• _Challenge_
Can you copy out the data exactly? Leave the images out.

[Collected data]
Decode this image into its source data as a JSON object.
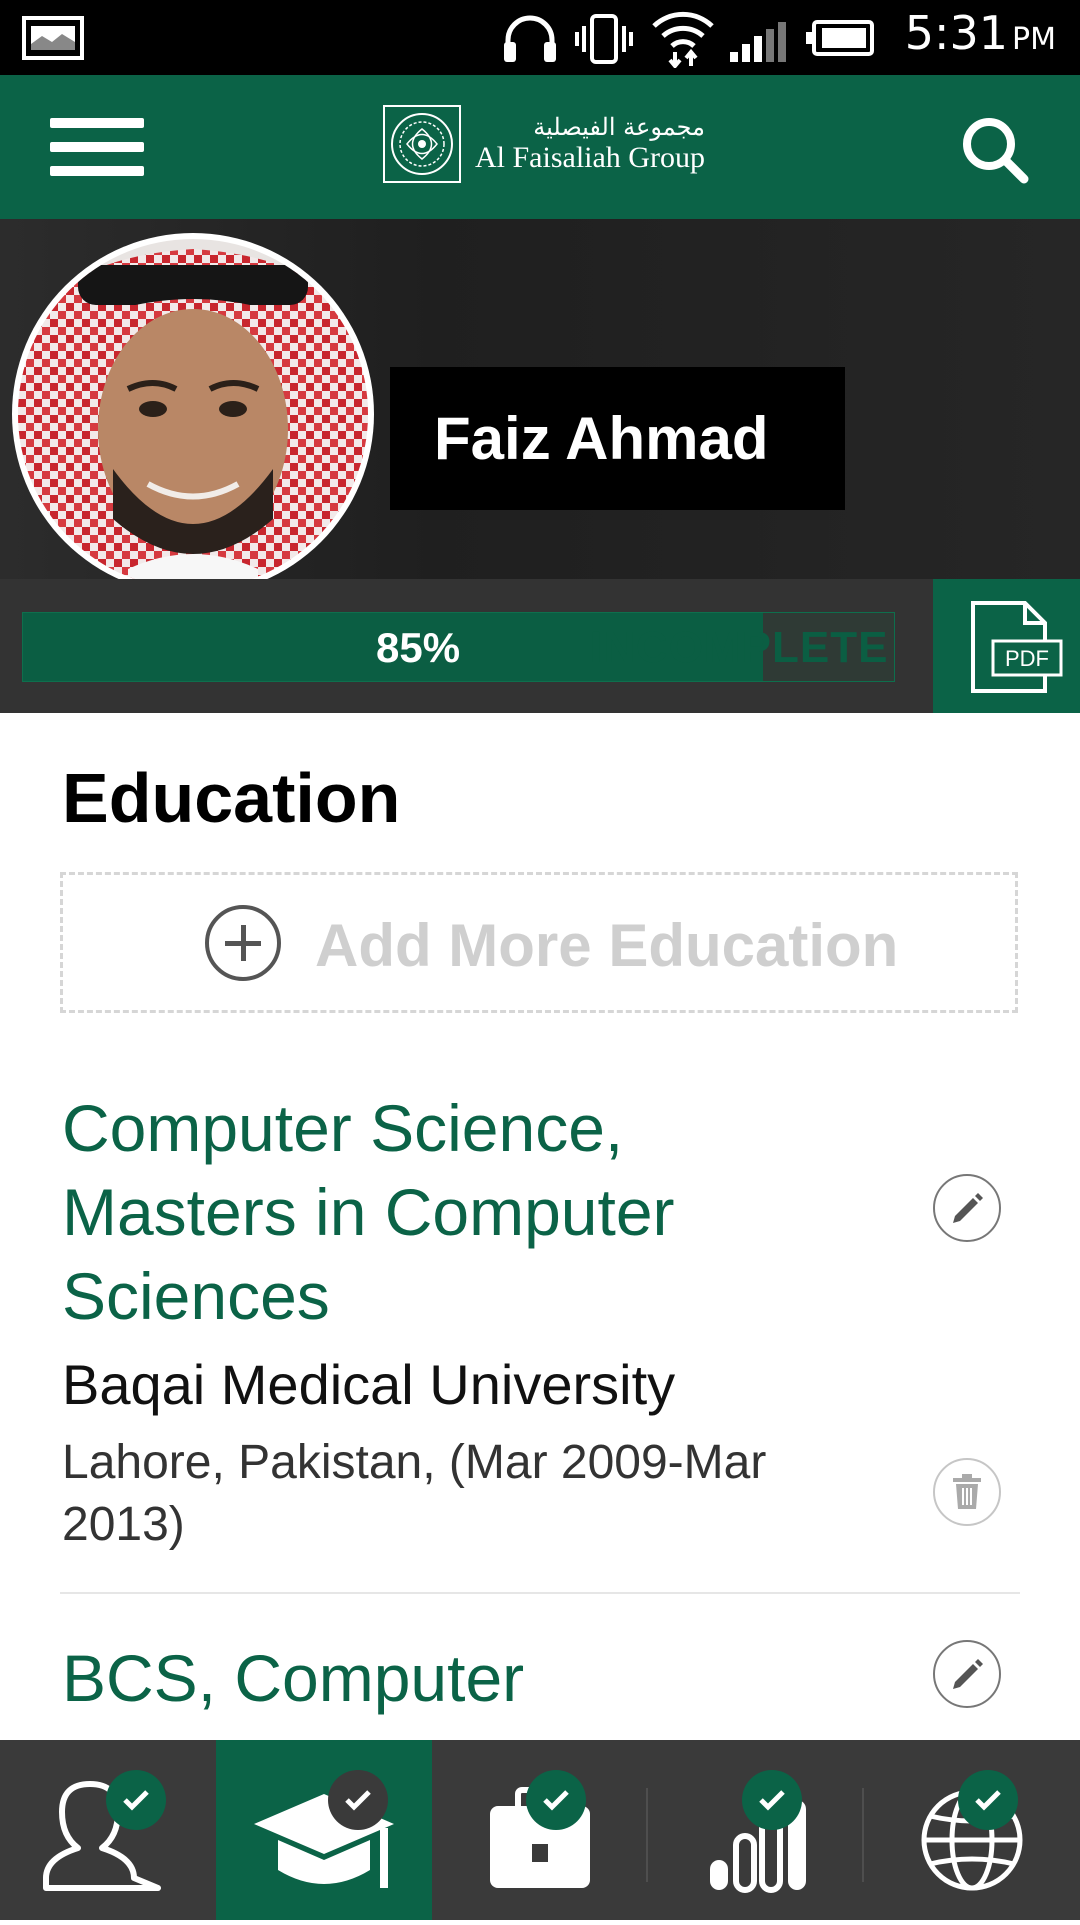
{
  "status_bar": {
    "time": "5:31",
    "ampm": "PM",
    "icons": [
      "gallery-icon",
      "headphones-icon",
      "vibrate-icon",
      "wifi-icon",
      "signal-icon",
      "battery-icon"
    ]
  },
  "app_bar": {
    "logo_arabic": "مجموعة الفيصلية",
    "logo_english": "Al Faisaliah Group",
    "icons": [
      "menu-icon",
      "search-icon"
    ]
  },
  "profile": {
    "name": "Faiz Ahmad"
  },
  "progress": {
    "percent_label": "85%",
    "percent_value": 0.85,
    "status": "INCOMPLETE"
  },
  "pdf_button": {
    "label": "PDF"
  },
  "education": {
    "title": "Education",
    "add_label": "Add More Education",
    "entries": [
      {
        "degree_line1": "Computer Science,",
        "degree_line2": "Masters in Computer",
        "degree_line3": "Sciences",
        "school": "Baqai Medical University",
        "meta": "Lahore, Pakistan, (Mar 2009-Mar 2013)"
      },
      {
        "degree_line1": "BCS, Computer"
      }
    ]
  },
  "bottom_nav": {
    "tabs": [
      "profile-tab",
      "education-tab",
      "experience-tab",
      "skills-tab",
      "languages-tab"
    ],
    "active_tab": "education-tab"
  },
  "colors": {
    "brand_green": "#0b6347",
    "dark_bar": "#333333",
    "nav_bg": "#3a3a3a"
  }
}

• _Exercise response_
Decode this image into its source data as a JSON object.
{
  "status_bar": {
    "time": "5:31",
    "ampm": "PM",
    "icons": [
      "gallery-icon",
      "headphones-icon",
      "vibrate-icon",
      "wifi-icon",
      "signal-icon",
      "battery-icon"
    ]
  },
  "app_bar": {
    "logo_arabic": "مجموعة الفيصلية",
    "logo_english": "Al Faisaliah Group",
    "icons": [
      "menu-icon",
      "search-icon"
    ]
  },
  "profile": {
    "name": "Faiz Ahmad"
  },
  "progress": {
    "percent_label": "85%",
    "percent_value": 0.85,
    "status": "INCOMPLETE"
  },
  "pdf_button": {
    "label": "PDF"
  },
  "education": {
    "title": "Education",
    "add_label": "Add More Education",
    "entries": [
      {
        "degree_line1": "Computer Science,",
        "degree_line2": "Masters in Computer",
        "degree_line3": "Sciences",
        "school": "Baqai Medical University",
        "meta": "Lahore, Pakistan, (Mar 2009-Mar 2013)"
      },
      {
        "degree_line1": "BCS, Computer"
      }
    ]
  },
  "bottom_nav": {
    "tabs": [
      "profile-tab",
      "education-tab",
      "experience-tab",
      "skills-tab",
      "languages-tab"
    ],
    "active_tab": "education-tab"
  },
  "colors": {
    "brand_green": "#0b6347",
    "dark_bar": "#333333",
    "nav_bg": "#3a3a3a"
  }
}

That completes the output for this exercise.